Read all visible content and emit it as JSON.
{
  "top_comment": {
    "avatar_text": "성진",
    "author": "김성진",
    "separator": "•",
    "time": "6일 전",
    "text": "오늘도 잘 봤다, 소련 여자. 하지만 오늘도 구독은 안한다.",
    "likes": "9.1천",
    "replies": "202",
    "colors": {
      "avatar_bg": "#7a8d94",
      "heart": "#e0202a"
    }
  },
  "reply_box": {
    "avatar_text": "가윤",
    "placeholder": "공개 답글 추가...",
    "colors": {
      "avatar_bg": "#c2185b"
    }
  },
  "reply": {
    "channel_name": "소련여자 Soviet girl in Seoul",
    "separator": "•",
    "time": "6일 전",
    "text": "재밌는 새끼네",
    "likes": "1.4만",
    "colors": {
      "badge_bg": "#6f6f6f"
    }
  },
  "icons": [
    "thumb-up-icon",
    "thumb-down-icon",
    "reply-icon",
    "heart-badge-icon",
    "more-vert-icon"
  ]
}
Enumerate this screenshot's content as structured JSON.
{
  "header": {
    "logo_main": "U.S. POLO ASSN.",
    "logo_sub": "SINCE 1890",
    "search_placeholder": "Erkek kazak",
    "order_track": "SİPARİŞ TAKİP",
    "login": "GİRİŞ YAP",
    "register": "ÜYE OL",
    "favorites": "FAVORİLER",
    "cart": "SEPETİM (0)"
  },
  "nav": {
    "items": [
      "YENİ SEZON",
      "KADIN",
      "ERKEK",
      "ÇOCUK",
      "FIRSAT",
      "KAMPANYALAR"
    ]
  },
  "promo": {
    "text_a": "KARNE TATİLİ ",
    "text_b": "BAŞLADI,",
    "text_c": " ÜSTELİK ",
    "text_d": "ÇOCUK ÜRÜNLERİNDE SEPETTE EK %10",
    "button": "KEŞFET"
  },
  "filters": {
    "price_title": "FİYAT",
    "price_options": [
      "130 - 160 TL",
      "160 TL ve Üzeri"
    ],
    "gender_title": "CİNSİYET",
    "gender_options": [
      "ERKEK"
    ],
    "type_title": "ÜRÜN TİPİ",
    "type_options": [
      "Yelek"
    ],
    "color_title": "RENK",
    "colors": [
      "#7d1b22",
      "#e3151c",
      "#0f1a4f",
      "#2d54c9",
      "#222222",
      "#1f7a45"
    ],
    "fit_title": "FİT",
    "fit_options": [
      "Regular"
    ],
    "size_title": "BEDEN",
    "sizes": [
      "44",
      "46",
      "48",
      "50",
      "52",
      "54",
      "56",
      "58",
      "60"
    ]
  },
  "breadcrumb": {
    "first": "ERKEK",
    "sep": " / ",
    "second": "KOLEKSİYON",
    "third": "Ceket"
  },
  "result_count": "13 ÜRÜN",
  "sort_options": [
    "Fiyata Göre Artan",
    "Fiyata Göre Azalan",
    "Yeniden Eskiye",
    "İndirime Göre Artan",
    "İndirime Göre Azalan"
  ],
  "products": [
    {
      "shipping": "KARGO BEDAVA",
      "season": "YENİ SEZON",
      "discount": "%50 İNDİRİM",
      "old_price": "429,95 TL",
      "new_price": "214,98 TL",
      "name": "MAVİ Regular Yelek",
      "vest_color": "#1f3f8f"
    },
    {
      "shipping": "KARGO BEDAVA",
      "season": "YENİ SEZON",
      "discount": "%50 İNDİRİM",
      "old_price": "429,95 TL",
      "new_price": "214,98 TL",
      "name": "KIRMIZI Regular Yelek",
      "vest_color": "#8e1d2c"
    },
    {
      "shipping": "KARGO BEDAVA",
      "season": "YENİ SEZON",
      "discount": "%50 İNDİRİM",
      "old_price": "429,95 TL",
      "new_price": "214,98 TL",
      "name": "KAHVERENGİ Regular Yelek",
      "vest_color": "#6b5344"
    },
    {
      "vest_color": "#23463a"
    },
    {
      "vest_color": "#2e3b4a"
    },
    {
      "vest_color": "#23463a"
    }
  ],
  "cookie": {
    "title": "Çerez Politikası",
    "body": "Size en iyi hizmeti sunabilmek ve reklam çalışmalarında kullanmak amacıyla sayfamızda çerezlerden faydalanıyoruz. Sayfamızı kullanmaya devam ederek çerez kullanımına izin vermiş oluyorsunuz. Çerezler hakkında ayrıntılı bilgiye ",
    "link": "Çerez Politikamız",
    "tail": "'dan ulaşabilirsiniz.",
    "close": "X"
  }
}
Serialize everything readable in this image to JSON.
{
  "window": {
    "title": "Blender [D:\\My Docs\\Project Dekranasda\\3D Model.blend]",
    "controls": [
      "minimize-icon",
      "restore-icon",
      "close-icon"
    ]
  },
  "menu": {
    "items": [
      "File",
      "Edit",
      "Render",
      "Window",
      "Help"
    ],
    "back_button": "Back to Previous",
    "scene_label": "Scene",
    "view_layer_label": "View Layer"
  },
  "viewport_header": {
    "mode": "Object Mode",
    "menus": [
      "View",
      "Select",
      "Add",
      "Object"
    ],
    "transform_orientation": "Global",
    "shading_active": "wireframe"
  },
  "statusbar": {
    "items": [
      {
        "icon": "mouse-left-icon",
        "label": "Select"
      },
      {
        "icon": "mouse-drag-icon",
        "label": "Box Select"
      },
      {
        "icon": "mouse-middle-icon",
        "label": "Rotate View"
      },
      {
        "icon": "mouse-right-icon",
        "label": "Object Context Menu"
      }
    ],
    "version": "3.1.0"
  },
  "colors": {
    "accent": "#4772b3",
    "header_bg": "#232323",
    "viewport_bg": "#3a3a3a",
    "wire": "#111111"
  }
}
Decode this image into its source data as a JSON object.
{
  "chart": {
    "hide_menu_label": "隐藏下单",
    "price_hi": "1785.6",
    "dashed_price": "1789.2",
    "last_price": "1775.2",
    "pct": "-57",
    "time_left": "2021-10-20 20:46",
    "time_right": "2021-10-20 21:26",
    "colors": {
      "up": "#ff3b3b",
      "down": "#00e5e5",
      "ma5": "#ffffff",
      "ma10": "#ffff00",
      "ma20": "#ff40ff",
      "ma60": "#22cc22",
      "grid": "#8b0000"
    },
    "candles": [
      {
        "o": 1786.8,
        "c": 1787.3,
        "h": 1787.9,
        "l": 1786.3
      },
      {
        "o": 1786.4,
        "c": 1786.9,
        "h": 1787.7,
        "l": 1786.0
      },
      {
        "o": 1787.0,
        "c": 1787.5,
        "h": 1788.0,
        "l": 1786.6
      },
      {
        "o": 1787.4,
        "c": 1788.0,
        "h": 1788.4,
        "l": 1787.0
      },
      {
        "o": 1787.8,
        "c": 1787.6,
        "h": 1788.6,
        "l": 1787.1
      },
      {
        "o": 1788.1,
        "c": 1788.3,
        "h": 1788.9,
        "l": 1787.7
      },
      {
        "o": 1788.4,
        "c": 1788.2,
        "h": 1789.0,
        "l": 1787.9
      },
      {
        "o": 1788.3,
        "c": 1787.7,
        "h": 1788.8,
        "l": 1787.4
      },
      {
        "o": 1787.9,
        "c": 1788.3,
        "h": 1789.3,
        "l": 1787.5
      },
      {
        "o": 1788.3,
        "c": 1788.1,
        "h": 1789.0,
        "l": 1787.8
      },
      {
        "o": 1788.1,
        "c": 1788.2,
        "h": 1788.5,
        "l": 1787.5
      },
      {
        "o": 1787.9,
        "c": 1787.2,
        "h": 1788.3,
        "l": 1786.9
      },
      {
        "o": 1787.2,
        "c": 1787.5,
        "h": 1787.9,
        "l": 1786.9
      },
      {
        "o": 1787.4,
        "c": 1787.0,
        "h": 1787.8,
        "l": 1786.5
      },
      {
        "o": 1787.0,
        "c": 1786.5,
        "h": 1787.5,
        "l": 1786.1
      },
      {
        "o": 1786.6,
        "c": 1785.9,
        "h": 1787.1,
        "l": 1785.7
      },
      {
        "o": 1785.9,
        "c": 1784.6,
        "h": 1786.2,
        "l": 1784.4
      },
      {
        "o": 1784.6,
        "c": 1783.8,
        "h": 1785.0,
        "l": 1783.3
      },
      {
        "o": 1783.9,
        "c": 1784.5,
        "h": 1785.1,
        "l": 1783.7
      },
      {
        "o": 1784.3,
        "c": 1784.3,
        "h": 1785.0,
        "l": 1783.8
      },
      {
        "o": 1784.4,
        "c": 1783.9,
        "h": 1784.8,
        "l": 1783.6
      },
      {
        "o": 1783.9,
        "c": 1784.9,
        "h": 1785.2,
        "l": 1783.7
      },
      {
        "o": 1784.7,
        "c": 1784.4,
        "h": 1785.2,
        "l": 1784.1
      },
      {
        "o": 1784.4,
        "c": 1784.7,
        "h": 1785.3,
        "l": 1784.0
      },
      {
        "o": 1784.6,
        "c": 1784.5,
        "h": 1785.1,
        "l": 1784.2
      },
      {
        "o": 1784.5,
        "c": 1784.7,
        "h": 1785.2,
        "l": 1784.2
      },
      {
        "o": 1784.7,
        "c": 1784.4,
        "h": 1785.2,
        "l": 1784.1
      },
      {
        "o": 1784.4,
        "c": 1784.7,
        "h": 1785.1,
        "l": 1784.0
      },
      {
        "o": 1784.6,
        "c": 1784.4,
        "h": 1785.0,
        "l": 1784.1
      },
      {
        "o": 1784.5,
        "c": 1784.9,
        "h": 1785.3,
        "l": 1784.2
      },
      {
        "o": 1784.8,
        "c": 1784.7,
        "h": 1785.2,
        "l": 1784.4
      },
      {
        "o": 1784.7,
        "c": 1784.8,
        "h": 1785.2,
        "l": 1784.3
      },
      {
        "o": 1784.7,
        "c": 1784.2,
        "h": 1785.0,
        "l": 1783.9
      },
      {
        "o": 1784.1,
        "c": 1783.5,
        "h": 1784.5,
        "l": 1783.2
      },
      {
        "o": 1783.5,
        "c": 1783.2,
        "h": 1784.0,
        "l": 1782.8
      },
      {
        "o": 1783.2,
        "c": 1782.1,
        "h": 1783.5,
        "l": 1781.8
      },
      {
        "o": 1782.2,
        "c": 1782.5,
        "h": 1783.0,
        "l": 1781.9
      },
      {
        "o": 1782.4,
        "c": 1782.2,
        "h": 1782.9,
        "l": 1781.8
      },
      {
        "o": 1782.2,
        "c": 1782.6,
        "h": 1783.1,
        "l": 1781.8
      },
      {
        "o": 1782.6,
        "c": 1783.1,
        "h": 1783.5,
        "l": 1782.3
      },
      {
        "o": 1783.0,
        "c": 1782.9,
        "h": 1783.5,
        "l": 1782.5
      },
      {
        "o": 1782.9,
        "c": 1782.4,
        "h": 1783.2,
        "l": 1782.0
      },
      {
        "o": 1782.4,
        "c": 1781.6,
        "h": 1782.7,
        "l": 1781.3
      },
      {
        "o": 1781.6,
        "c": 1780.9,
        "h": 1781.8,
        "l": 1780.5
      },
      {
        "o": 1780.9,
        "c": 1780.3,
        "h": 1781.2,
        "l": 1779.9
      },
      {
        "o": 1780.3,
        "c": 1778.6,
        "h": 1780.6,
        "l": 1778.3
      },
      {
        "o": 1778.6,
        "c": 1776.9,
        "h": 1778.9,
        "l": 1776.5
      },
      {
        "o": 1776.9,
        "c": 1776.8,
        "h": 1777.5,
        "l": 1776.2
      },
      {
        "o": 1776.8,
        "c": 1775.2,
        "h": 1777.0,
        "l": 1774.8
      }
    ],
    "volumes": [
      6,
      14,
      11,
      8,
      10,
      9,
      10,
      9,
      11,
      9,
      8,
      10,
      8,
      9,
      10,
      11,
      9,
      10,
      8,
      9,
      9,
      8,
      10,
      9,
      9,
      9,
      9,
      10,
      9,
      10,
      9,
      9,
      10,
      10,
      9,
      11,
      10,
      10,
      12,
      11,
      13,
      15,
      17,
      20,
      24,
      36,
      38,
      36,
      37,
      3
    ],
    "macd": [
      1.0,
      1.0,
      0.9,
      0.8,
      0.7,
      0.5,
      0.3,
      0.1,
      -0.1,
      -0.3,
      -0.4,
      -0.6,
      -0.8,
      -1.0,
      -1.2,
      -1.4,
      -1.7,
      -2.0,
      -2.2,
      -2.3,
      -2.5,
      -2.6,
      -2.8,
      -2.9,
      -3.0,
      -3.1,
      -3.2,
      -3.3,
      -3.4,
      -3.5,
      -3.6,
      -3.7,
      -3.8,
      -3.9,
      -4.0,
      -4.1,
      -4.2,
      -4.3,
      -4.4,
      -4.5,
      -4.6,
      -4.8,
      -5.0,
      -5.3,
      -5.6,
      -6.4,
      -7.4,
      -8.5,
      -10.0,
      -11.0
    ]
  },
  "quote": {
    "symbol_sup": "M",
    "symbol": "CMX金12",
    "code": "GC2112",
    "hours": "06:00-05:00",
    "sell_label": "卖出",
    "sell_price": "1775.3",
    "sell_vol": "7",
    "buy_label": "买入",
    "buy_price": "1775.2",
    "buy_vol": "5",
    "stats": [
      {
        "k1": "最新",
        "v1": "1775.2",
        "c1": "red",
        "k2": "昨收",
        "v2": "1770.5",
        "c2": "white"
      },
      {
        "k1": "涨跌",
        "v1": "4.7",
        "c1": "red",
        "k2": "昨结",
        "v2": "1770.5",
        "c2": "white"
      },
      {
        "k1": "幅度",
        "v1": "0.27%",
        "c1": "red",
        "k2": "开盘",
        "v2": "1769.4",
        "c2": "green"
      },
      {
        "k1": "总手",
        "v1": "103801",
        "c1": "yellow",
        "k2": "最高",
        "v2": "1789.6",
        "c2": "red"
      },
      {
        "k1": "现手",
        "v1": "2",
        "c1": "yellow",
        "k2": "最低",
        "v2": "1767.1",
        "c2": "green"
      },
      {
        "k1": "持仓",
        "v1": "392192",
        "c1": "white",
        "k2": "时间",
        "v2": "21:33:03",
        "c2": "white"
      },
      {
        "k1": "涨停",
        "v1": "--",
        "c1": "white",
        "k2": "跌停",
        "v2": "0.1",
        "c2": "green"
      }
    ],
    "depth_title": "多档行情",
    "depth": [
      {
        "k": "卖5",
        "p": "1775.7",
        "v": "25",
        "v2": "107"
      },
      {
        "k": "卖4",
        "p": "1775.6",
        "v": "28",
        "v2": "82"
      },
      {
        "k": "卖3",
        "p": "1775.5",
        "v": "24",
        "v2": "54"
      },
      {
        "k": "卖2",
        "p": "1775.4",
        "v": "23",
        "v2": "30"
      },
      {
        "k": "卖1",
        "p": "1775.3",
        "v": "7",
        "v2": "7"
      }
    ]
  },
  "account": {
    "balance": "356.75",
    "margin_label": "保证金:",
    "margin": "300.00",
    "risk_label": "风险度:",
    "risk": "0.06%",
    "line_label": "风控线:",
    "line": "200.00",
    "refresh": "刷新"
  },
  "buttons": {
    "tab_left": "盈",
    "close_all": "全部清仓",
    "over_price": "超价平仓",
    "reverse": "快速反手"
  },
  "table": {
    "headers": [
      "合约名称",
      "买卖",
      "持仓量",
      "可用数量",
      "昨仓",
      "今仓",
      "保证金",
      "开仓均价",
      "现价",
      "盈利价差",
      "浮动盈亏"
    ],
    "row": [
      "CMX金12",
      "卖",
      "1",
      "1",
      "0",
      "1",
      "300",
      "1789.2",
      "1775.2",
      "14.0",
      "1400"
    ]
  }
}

━━━━

Count the lines in the material above where the string "İndirime" appears, then state only that count.

2